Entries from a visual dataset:
════════════════
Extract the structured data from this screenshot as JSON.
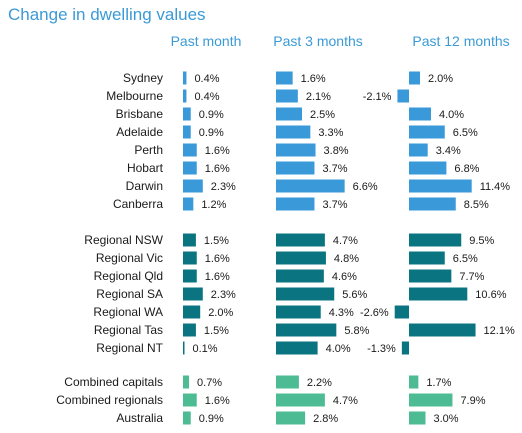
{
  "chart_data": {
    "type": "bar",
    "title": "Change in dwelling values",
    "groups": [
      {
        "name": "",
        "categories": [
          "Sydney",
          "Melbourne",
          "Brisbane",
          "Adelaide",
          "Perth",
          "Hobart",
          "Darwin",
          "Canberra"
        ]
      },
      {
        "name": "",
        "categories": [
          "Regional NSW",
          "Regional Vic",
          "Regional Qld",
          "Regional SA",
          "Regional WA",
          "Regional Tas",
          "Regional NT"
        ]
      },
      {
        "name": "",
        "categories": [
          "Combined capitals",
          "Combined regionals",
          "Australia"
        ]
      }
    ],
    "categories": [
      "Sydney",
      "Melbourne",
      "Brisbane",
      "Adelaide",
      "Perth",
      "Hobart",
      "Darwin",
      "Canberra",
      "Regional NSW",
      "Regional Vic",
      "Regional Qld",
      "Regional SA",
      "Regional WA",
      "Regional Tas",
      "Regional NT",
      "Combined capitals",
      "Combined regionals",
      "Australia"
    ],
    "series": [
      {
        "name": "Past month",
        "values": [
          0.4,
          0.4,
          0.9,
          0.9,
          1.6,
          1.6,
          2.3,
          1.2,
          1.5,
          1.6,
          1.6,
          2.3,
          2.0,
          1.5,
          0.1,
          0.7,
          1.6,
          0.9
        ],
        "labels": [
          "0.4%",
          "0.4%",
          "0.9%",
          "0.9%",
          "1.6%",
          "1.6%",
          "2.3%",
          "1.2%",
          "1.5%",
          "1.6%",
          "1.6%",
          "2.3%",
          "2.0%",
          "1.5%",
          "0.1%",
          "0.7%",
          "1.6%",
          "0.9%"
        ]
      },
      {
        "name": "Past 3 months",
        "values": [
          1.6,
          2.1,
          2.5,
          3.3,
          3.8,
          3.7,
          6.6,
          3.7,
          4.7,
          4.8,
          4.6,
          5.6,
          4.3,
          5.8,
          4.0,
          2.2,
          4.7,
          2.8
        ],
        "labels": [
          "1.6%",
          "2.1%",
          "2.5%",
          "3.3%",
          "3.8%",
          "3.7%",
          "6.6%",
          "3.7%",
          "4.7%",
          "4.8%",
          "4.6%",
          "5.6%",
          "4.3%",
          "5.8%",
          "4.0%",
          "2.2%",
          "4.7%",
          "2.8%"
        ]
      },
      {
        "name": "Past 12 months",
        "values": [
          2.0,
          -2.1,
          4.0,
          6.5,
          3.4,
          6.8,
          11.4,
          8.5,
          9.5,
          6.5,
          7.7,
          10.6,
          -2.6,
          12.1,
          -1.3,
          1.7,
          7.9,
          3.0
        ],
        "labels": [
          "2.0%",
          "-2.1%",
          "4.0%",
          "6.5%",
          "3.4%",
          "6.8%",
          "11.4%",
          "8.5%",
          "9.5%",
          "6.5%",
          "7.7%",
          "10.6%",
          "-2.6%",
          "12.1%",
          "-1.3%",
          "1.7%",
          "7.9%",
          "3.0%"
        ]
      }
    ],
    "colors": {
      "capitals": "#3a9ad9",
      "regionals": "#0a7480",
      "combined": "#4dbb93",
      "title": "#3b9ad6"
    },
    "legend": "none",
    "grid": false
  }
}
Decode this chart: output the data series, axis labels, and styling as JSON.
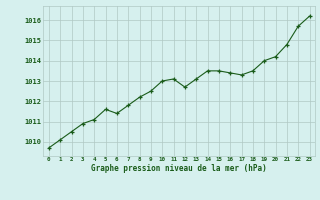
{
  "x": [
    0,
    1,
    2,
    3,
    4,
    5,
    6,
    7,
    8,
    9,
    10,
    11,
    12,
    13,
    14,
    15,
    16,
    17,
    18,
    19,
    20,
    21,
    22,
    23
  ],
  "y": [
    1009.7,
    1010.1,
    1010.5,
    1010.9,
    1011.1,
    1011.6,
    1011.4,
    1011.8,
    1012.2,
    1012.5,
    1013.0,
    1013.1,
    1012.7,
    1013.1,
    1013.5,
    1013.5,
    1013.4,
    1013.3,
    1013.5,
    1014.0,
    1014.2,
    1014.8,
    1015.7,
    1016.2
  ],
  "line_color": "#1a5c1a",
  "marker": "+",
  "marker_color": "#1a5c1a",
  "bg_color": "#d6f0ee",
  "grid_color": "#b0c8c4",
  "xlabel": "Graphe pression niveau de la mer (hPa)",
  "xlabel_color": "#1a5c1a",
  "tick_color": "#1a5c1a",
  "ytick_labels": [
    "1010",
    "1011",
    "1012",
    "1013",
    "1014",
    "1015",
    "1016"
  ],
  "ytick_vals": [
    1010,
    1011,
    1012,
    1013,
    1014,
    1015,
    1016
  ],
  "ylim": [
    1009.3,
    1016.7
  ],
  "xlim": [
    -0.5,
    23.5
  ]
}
════════════════
● WHAT YOU HAVE TO DO: The pictures in the entries should be left out; output everything else exactly.

● RESPONSE FOR THIS EXERCISE:
Extract the structured data from this screenshot as JSON.
{
  "chart_data": {
    "type": "bar",
    "title": "Change in dwelling values",
    "groups": [
      {
        "name": "",
        "categories": [
          "Sydney",
          "Melbourne",
          "Brisbane",
          "Adelaide",
          "Perth",
          "Hobart",
          "Darwin",
          "Canberra"
        ]
      },
      {
        "name": "",
        "categories": [
          "Regional NSW",
          "Regional Vic",
          "Regional Qld",
          "Regional SA",
          "Regional WA",
          "Regional Tas",
          "Regional NT"
        ]
      },
      {
        "name": "",
        "categories": [
          "Combined capitals",
          "Combined regionals",
          "Australia"
        ]
      }
    ],
    "categories": [
      "Sydney",
      "Melbourne",
      "Brisbane",
      "Adelaide",
      "Perth",
      "Hobart",
      "Darwin",
      "Canberra",
      "Regional NSW",
      "Regional Vic",
      "Regional Qld",
      "Regional SA",
      "Regional WA",
      "Regional Tas",
      "Regional NT",
      "Combined capitals",
      "Combined regionals",
      "Australia"
    ],
    "series": [
      {
        "name": "Past month",
        "values": [
          0.4,
          0.4,
          0.9,
          0.9,
          1.6,
          1.6,
          2.3,
          1.2,
          1.5,
          1.6,
          1.6,
          2.3,
          2.0,
          1.5,
          0.1,
          0.7,
          1.6,
          0.9
        ],
        "labels": [
          "0.4%",
          "0.4%",
          "0.9%",
          "0.9%",
          "1.6%",
          "1.6%",
          "2.3%",
          "1.2%",
          "1.5%",
          "1.6%",
          "1.6%",
          "2.3%",
          "2.0%",
          "1.5%",
          "0.1%",
          "0.7%",
          "1.6%",
          "0.9%"
        ]
      },
      {
        "name": "Past 3 months",
        "values": [
          1.6,
          2.1,
          2.5,
          3.3,
          3.8,
          3.7,
          6.6,
          3.7,
          4.7,
          4.8,
          4.6,
          5.6,
          4.3,
          5.8,
          4.0,
          2.2,
          4.7,
          2.8
        ],
        "labels": [
          "1.6%",
          "2.1%",
          "2.5%",
          "3.3%",
          "3.8%",
          "3.7%",
          "6.6%",
          "3.7%",
          "4.7%",
          "4.8%",
          "4.6%",
          "5.6%",
          "4.3%",
          "5.8%",
          "4.0%",
          "2.2%",
          "4.7%",
          "2.8%"
        ]
      },
      {
        "name": "Past 12 months",
        "values": [
          2.0,
          -2.1,
          4.0,
          6.5,
          3.4,
          6.8,
          11.4,
          8.5,
          9.5,
          6.5,
          7.7,
          10.6,
          -2.6,
          12.1,
          -1.3,
          1.7,
          7.9,
          3.0
        ],
        "labels": [
          "2.0%",
          "-2.1%",
          "4.0%",
          "6.5%",
          "3.4%",
          "6.8%",
          "11.4%",
          "8.5%",
          "9.5%",
          "6.5%",
          "7.7%",
          "10.6%",
          "-2.6%",
          "12.1%",
          "-1.3%",
          "1.7%",
          "7.9%",
          "3.0%"
        ]
      }
    ],
    "colors": {
      "capitals": "#3a9ad9",
      "regionals": "#0a7480",
      "combined": "#4dbb93",
      "title": "#3b9ad6"
    },
    "legend": "none",
    "grid": false
  }
}
Decode this chart: output the data series, axis labels, and styling as JSON.
{
  "x": [
    0,
    1,
    2,
    3,
    4,
    5,
    6,
    7,
    8,
    9,
    10,
    11,
    12,
    13,
    14,
    15,
    16,
    17,
    18,
    19,
    20,
    21,
    22,
    23
  ],
  "y": [
    1009.7,
    1010.1,
    1010.5,
    1010.9,
    1011.1,
    1011.6,
    1011.4,
    1011.8,
    1012.2,
    1012.5,
    1013.0,
    1013.1,
    1012.7,
    1013.1,
    1013.5,
    1013.5,
    1013.4,
    1013.3,
    1013.5,
    1014.0,
    1014.2,
    1014.8,
    1015.7,
    1016.2
  ],
  "line_color": "#1a5c1a",
  "marker": "+",
  "marker_color": "#1a5c1a",
  "bg_color": "#d6f0ee",
  "grid_color": "#b0c8c4",
  "xlabel": "Graphe pression niveau de la mer (hPa)",
  "xlabel_color": "#1a5c1a",
  "tick_color": "#1a5c1a",
  "ytick_labels": [
    "1010",
    "1011",
    "1012",
    "1013",
    "1014",
    "1015",
    "1016"
  ],
  "ytick_vals": [
    1010,
    1011,
    1012,
    1013,
    1014,
    1015,
    1016
  ],
  "ylim": [
    1009.3,
    1016.7
  ],
  "xlim": [
    -0.5,
    23.5
  ]
}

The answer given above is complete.